▶ **YOUR ASSIGNMENT**
In the listing below, tally the lines that hold "houden" and report that number by itself.

*****

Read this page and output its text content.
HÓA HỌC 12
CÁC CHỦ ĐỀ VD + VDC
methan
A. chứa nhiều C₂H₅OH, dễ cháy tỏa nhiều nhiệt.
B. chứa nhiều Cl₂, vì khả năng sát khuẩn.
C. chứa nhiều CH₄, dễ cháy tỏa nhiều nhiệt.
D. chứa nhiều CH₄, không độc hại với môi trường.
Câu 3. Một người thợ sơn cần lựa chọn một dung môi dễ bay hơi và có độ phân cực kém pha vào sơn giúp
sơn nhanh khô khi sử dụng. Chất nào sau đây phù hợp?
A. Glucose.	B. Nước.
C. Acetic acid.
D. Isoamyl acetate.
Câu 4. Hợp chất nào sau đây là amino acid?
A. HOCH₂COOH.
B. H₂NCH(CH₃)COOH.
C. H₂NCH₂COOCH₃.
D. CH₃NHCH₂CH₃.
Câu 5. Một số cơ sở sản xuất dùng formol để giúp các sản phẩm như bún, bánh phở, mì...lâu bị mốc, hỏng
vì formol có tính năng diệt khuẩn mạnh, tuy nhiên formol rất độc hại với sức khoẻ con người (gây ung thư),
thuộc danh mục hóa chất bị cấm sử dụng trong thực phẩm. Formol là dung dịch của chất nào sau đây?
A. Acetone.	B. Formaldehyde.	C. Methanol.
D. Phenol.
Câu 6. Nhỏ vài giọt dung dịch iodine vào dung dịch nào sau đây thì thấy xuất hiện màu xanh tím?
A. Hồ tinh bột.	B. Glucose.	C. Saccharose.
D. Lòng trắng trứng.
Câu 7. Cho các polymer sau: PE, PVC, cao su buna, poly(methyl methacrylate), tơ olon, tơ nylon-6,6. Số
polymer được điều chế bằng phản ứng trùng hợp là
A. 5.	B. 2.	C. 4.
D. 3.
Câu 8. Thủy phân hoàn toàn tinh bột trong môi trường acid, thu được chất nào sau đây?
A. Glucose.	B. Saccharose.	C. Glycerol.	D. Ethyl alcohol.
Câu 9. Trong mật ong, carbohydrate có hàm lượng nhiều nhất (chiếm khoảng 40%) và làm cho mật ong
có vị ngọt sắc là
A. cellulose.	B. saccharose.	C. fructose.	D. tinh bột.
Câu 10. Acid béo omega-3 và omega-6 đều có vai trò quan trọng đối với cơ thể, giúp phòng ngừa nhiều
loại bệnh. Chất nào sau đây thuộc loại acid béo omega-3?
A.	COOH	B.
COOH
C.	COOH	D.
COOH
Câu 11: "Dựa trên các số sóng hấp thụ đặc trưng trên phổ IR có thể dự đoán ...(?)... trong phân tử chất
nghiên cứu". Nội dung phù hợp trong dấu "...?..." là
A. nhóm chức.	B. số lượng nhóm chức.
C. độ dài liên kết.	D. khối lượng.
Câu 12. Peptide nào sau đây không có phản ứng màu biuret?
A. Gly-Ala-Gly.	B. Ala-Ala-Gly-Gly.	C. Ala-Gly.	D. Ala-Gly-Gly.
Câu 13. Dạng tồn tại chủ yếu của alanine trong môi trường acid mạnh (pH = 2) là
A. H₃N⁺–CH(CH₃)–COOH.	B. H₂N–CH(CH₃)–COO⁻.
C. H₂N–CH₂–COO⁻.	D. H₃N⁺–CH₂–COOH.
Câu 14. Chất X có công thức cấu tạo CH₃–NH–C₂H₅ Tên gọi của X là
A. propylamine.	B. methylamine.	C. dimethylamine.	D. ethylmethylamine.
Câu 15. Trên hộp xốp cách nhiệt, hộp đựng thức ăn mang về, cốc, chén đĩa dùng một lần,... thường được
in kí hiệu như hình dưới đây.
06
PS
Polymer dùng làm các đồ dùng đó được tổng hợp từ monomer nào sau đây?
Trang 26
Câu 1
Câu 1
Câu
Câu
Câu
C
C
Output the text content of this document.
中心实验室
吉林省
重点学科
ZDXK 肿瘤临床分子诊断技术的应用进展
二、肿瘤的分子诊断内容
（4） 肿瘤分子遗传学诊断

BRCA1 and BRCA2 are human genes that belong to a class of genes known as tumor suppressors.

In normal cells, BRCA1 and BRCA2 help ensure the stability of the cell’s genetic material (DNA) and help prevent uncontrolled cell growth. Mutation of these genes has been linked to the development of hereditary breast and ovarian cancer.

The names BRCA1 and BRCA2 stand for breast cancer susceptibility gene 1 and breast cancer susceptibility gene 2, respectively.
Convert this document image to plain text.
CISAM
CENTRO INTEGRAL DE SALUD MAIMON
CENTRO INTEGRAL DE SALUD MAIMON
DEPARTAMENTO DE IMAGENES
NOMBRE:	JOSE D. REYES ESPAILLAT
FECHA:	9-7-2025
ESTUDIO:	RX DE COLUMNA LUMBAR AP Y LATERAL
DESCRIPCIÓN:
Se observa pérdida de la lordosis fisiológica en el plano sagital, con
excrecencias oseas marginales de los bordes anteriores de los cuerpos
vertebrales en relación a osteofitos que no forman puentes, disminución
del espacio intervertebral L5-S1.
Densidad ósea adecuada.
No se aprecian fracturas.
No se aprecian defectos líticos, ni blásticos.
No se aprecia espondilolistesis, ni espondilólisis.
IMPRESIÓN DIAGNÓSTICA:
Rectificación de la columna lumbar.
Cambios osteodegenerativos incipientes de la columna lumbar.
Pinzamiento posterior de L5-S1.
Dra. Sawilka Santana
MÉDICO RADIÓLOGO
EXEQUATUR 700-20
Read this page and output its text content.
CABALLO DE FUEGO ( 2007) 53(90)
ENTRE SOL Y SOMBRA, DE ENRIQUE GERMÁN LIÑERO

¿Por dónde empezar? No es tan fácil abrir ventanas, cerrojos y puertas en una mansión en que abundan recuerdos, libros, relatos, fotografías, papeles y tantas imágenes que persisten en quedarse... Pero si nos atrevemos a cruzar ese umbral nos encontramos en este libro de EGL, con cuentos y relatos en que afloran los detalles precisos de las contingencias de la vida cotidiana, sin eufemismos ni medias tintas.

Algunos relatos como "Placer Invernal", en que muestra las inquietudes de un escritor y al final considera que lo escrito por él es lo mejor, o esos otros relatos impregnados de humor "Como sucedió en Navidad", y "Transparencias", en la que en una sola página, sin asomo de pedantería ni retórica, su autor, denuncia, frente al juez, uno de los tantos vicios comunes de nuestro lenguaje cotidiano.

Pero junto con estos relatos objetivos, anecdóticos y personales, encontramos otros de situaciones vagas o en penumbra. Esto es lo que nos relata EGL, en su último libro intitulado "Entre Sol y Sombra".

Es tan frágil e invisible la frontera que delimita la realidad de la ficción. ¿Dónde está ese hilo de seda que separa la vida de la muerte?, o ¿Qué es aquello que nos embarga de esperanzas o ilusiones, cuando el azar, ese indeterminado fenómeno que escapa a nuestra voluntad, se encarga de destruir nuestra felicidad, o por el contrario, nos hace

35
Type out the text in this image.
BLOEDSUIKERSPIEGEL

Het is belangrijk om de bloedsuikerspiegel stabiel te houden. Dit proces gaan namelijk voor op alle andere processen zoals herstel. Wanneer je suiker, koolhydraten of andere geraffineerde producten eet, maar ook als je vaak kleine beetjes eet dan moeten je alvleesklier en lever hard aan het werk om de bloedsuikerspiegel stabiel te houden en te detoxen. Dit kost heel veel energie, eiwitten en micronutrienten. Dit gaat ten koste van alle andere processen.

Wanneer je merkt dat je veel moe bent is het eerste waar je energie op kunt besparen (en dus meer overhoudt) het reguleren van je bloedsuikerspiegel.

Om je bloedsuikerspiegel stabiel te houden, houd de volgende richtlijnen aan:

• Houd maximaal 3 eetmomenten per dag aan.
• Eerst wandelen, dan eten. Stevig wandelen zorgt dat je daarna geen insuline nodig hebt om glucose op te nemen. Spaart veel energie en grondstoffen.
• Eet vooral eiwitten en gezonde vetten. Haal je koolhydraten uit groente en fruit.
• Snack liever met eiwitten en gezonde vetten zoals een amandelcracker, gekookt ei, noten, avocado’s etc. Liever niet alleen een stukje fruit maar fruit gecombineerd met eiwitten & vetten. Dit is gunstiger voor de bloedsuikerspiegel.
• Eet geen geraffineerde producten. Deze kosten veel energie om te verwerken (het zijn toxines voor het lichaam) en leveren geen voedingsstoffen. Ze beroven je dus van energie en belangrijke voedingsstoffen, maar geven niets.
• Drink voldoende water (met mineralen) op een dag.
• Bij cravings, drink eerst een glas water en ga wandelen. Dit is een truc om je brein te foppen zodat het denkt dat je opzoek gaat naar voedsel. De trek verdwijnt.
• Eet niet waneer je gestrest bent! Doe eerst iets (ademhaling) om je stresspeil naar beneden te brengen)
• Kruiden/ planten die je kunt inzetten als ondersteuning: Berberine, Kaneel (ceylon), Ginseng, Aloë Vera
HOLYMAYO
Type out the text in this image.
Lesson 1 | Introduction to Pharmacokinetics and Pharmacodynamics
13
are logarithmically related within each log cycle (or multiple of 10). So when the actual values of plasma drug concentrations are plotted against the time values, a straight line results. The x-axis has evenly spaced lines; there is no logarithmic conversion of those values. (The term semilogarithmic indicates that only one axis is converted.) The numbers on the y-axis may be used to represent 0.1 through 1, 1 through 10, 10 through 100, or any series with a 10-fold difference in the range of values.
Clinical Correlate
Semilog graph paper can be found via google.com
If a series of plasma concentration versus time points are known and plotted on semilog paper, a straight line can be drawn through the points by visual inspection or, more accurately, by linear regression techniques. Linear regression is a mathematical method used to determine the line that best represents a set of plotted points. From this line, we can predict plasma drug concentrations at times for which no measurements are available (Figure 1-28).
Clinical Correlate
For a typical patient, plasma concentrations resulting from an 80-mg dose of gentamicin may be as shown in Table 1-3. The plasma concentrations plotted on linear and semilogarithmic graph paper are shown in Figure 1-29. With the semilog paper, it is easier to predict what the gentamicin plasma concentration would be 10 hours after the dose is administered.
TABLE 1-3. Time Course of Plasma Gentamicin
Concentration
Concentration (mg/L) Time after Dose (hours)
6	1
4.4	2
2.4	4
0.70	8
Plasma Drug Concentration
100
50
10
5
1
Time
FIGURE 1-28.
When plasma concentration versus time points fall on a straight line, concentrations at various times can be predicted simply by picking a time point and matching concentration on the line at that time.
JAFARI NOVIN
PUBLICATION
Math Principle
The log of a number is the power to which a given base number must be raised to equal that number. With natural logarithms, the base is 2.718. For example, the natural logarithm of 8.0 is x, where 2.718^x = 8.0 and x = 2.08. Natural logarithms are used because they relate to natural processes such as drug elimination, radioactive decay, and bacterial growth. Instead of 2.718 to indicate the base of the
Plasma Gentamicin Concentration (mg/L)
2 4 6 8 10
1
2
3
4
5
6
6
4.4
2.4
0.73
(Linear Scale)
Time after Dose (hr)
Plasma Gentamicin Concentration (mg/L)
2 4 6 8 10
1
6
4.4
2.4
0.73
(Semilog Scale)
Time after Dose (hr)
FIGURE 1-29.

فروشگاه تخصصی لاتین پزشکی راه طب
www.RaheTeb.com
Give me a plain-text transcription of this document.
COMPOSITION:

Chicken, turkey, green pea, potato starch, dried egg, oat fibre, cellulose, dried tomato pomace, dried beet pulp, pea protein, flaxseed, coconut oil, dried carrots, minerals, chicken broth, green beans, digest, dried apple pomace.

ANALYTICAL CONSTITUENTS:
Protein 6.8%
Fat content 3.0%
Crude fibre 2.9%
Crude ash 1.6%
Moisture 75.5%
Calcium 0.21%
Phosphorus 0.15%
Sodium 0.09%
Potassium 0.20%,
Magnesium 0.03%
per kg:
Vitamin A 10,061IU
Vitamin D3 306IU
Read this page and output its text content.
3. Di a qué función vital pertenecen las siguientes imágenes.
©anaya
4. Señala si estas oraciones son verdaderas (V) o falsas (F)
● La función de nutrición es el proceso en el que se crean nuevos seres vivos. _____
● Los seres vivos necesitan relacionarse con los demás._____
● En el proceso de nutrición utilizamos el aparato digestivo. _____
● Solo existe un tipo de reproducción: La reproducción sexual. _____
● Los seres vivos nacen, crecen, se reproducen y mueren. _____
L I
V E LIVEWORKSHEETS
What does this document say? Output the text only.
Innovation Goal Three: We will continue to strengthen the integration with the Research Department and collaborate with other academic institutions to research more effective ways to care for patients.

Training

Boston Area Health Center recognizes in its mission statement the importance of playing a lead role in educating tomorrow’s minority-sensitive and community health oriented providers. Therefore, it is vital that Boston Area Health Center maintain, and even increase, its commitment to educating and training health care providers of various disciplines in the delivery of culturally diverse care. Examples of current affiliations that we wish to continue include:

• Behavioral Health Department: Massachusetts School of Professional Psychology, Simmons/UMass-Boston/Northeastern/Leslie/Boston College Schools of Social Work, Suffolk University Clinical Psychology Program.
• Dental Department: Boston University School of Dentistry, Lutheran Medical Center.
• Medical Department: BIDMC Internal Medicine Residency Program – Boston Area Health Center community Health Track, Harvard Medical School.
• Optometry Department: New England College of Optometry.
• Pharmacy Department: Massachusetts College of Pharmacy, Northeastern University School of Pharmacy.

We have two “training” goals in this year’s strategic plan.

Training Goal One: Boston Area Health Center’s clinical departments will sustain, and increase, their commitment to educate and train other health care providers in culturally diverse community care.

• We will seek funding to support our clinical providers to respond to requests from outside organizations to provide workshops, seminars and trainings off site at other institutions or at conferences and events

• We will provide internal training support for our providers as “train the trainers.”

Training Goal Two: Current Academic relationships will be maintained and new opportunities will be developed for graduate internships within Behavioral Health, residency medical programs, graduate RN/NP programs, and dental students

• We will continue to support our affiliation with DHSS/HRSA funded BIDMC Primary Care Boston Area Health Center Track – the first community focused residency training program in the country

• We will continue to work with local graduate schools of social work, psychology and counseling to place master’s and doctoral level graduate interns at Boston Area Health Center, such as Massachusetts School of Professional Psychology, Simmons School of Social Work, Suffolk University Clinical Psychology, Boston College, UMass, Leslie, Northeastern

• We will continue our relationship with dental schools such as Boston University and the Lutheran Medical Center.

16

*****

▶ **EXERCISE RESPONSE**
2